▶ [WHAT IS EXPECTED]: Examine the entries below, count the lines holding the string "prodhimit", and respond with the number only.

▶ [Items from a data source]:

====================

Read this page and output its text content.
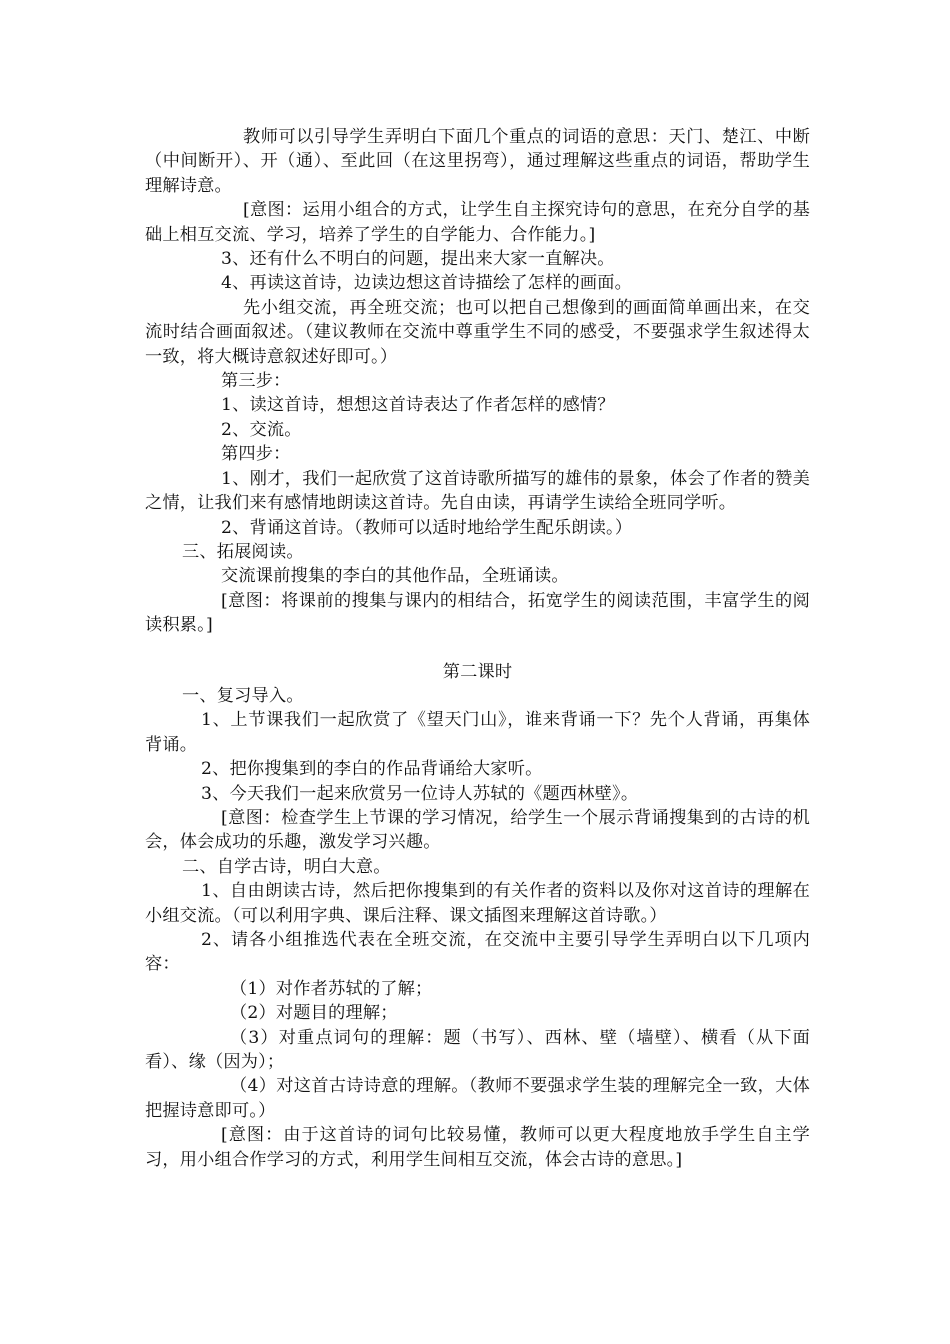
教师可以引导学生弄明白下面几个重点的词语的意思：天门、楚江、中断（中间断开）、开（通）、至此回（在这里拐弯），通过理解这些重点的词语，帮助学生理解诗意。

[意图：运用小组合的方式，让学生自主探究诗句的意思，在充分自学的基础上相互交流、学习，培养了学生的自学能力、合作能力。]

3、还有什么不明白的问题，提出来大家一直解决。

4、再读这首诗，边读边想这首诗描绘了怎样的画面。

先小组交流，再全班交流；也可以把自己想像到的画面简单画出来，在交流时结合画面叙述。（建议教师在交流中尊重学生不同的感受，不要强求学生叙述得太一致，将大概诗意叙述好即可。）

第三步：

1、读这首诗，想想这首诗表达了作者怎样的感情？

2、交流。

第四步：

1、刚才，我们一起欣赏了这首诗歌所描写的雄伟的景象，体会了作者的赞美之情，让我们来有感情地朗读这首诗。先自由读，再请学生读给全班同学听。

2、背诵这首诗。（教师可以适时地给学生配乐朗读。）

三、拓展阅读。

交流课前搜集的李白的其他作品，全班诵读。

[意图：将课前的搜集与课内的相结合，拓宽学生的阅读范围，丰富学生的阅读积累。]

第二课时

一、复习导入。

1、上节课我们一起欣赏了《望天门山》，谁来背诵一下？先个人背诵，再集体背诵。

2、把你搜集到的李白的作品背诵给大家听。

3、今天我们一起来欣赏另一位诗人苏轼的《题西林壁》。

[意图：检查学生上节课的学习情况，给学生一个展示背诵搜集到的古诗的机会，体会成功的乐趣，激发学习兴趣。

二、自学古诗，明白大意。

1、自由朗读古诗，然后把你搜集到的有关作者的资料以及你对这首诗的理解在小组交流。（可以利用字典、课后注释、课文插图来理解这首诗歌。）

2、请各小组推选代表在全班交流，在交流中主要引导学生弄明白以下几项内容：

（1）对作者苏轼的了解；

（2）对题目的理解；

（3）对重点词句的理解：题（书写）、西林、壁（墙壁）、横看（从下面看）、缘（因为）；

（4）对这首古诗诗意的理解。（教师不要强求学生装的理解完全一致，大体把握诗意即可。）

[意图：由于这首诗的词句比较易懂，教师可以更大程度地放手学生自主学习，用小组合作学习的方式，利用学生间相互交流，体会古诗的意思。]
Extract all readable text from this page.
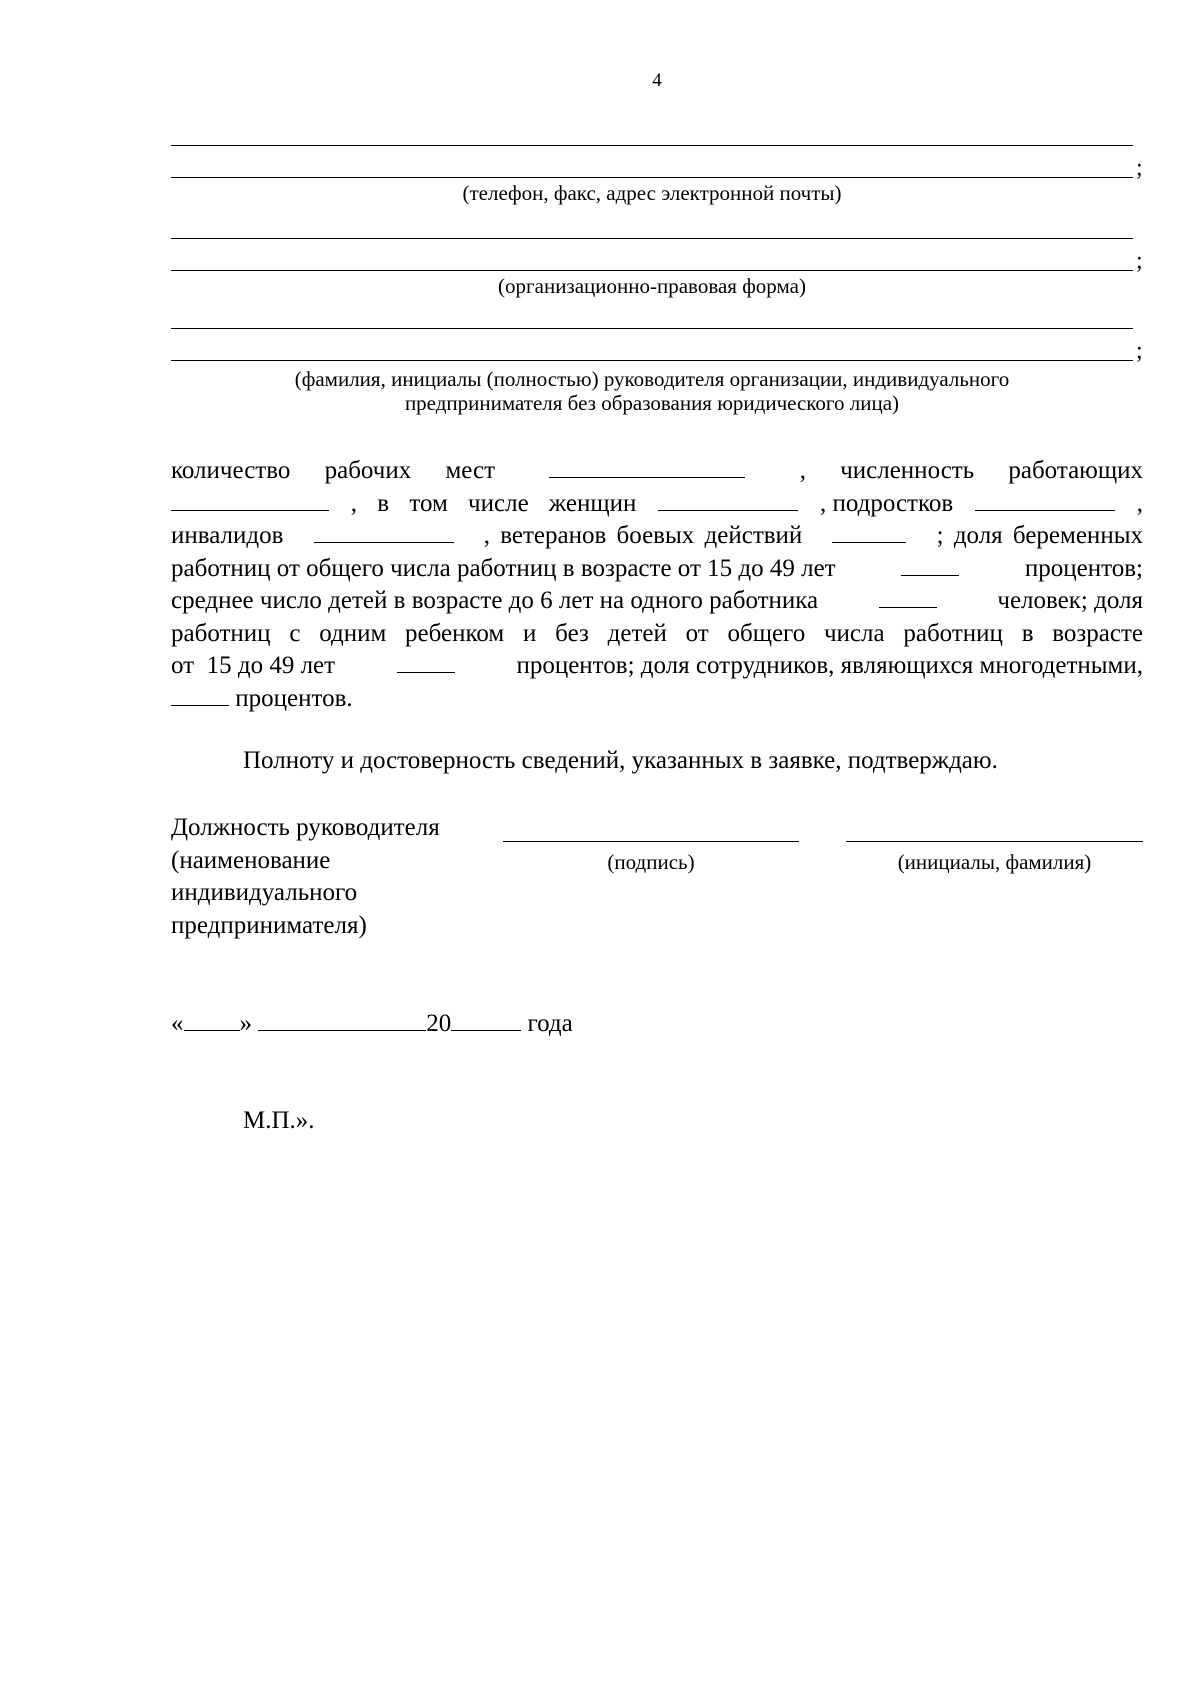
4
;
(телефон, факс, адрес электронной почты)
;
(организационно-правовая форма)
;
(фамилия, инициалы (полностью) руководителя организации, индивидуального
предпринимателя без образования юридического лица)
количество рабочих мест	, численность работающих
, в том числе женщин	, подростков	,
инвалидов	, ветеранов боевых действий	; доля беременных
работниц от общего числа работниц в возрасте от 15 до 49 лет	процентов;
среднее число детей в возрасте до 6 лет на одного работника	человек; доля
работниц с одним ребенком и без детей от общего числа работниц в возрасте
от  15 до 49 лет	процентов; доля сотрудников, являющихся многодетными,
процентов.
Полноту и достоверность сведений, указанных в заявке, подтверждаю.
Должность руководителя
(наименование
индивидуального
предпринимателя)
(подпись)	(инициалы, фамилия)
« »	20	года
М.П.».
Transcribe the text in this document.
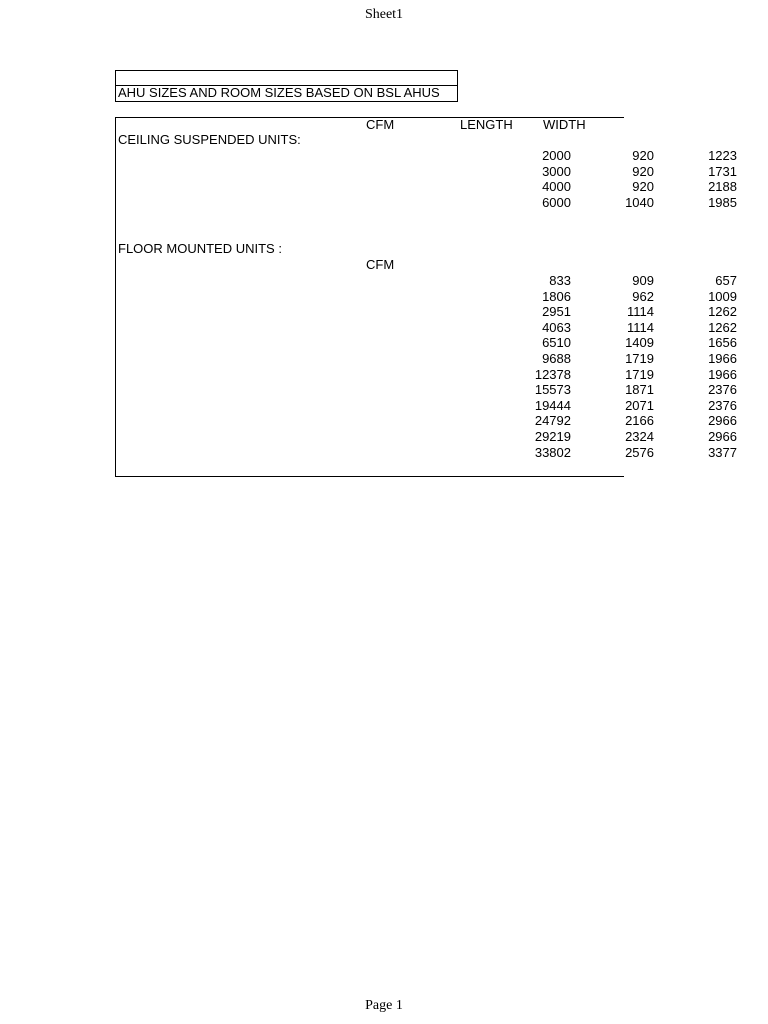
Sheet1
AHU SIZES AND ROOM SIZES BASED ON BSL AHUS
CFM	LENGTH WIDTH
CEILING SUSPENDED UNITS:
FLOOR MOUNTED UNITS :
CFM
2000	920	1223
3000	920	1731
4000	920	2188
6000	1040	1985
833	909	657
1806	962	1009
2951	1114	1262
4063	1114	1262
6510	1409	1656
9688	1719	1966
12378	1719	1966
15573	1871	2376
19444	2071	2376
24792	2166	2966
29219	2324	2966
33802	2576	3377
Page 1
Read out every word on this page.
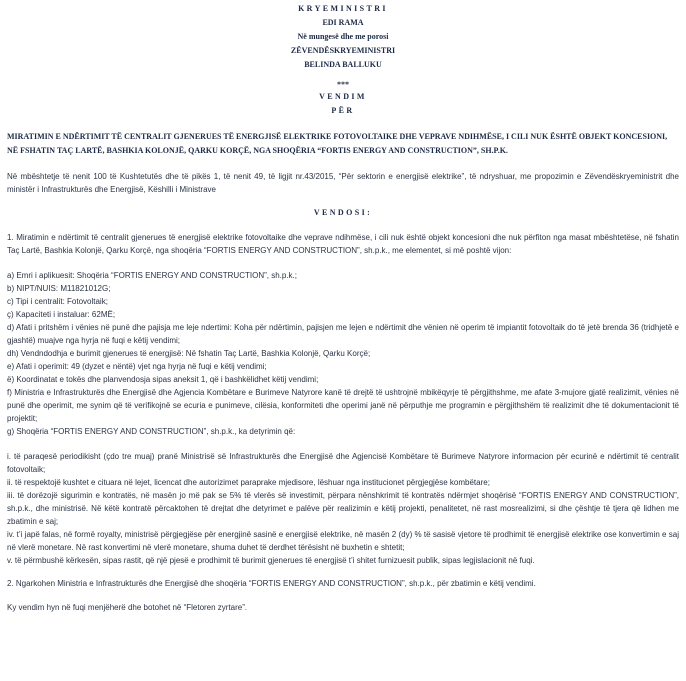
KRYEMINISTRI
EDI RAMA
Në mungesë dhe me porosi
ZËVENDËSKRYEMINISTRI
BELINDA BALLUKU
***
VENDIM
PËR
MIRATIMIN E NDËRTIMIT TË CENTRALIT GJENERUES TË ENERGJISË ELEKTRIKE FOTOVOLTAIKE DHE VEPRAVE NDIHMËSE, I CILI NUK ËSHTË OBJEKT KONCESIONI, NË FSHATIN TAÇ LARTË, BASHKIA KOLONJË, QARKU KORÇË, NGA SHOQËRIA “FORTIS ENERGY AND CONSTRUCTION”, SH.P.K.
Në mbështetje të nenit 100 të Kushtetutës dhe të pikës 1, të nenit 49, të ligjit nr.43/2015, “Për sektorin e energjisë elektrike”, të ndryshuar, me propozimin e Zëvendëskryeministrit dhe ministër i Infrastrukturës dhe Energjisë, Këshilli i Ministrave
VENDOSI:
1. Miratimin e ndërtimit të centralit gjenerues të energjisë elektrike fotovoltaike dhe veprave ndihmëse, i cili nuk është objekt koncesioni dhe nuk përfiton nga masat mbështetëse, në fshatin Taç Lartë, Bashkia Kolonjë, Qarku Korçë, nga shoqëria “FORTIS ENERGY AND CONSTRUCTION”, sh.p.k., me elementet, si më poshtë vijon:
a) Emri i aplikuesit: Shoqëria “FORTIS ENERGY AND CONSTRUCTION”, sh.p.k.;
b) NIPT/NUIS: M11821012G;
c) Tipi i centralit: Fotovoltaik;
ç) Kapaciteti i instaluar: 62MË;
d) Afati i pritshëm i vënies në punë dhe pajisja me leje ndertimi: Koha për ndërtimin, pajisjen me lejen e ndërtimit dhe vënien në operim të impiantit fotovoltaik do të jetë brenda 36 (tridhjetë e gjashtë) muajve nga hyrja në fuqi e këtij vendimi;
dh) Vendndodhja e burimit gjenerues të energjisë: Në fshatin Taç Lartë, Bashkia Kolonjë, Qarku Korçë;
e) Afati i operimit: 49 (dyzet e nëntë) vjet nga hyrja në fuqi e këtij vendimi;
ë) Koordinatat e tokës dhe planvendosja sipas aneksit 1, që i bashkëlidhet këtij vendimi;
f) Ministria e Infrastrukturës dhe Energjisë dhe Agjencia Kombëtare e Burimeve Natyrore kanë të drejtë të ushtrojnë mbikëqyrje të përgjithshme, me afate 3-mujore gjatë realizimit, vënies në punë dhe operimit, me synim që të verifikojnë se ecuria e punimeve, cilësia, konformiteti dhe operimi janë në përputhje me programin e përgjithshëm të realizimit dhe të dokumentacionit të projektit;
g) Shoqëria “FORTIS ENERGY AND CONSTRUCTION”, sh.p.k., ka detyrimin që:
i. të paraqesë periodikisht (çdo tre muaj) pranë Ministrisë së Infrastrukturës dhe Energjisë dhe Agjencisë Kombëtare të Burimeve Natyrore informacion për ecurinë e ndërtimit të centralit fotovoltaik;
ii. të respektojë kushtet e cituara në lejet, licencat dhe autorizimet paraprake mjedisore, lëshuar nga institucionet përgjegjëse kombëtare;
iii. të dorëzojë sigurimin e kontratës, në masën jo më pak se 5% të vlerës së investimit, përpara nënshkrimit të kontratës ndërmjet shoqërisë “FORTIS ENERGY AND CONSTRUCTION”, sh.p.k., dhe ministrisë. Në këtë kontratë përcaktohen të drejtat dhe detyrimet e palëve për realizimin e këtij projekti, penalitetet, në rast mosrealizimi, si dhe çështje të tjera që lidhen me zbatimin e saj;
iv. t’i japë falas, në formë royalty, ministrisë përgjegjëse për energjinë sasinë e energjisë elektrike, në masën 2 (dy) % të sasisë vjetore të prodhimit të energjisë elektrike ose konvertimin e saj në vlerë monetare. Në rast konvertimi në vlerë monetare, shuma duhet të derdhet tërësisht në buxhetin e shtetit;
v. të përmbushë kërkesën, sipas rastit, që një pjesë e prodhimit të burimit gjenerues të energjisë t’i shitet furnizuesit publik, sipas legjislacionit në fuqi.
2. Ngarkohen Ministria e Infrastrukturës dhe Energjisë dhe shoqëria “FORTIS ENERGY AND CONSTRUCTION”, sh.p.k., për zbatimin e këtij vendimi.
Ky vendim hyn në fuqi menjëherë dhe botohet në “Fletoren zyrtare”.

====================

▶ [EXERCISE OUTPUT]: 2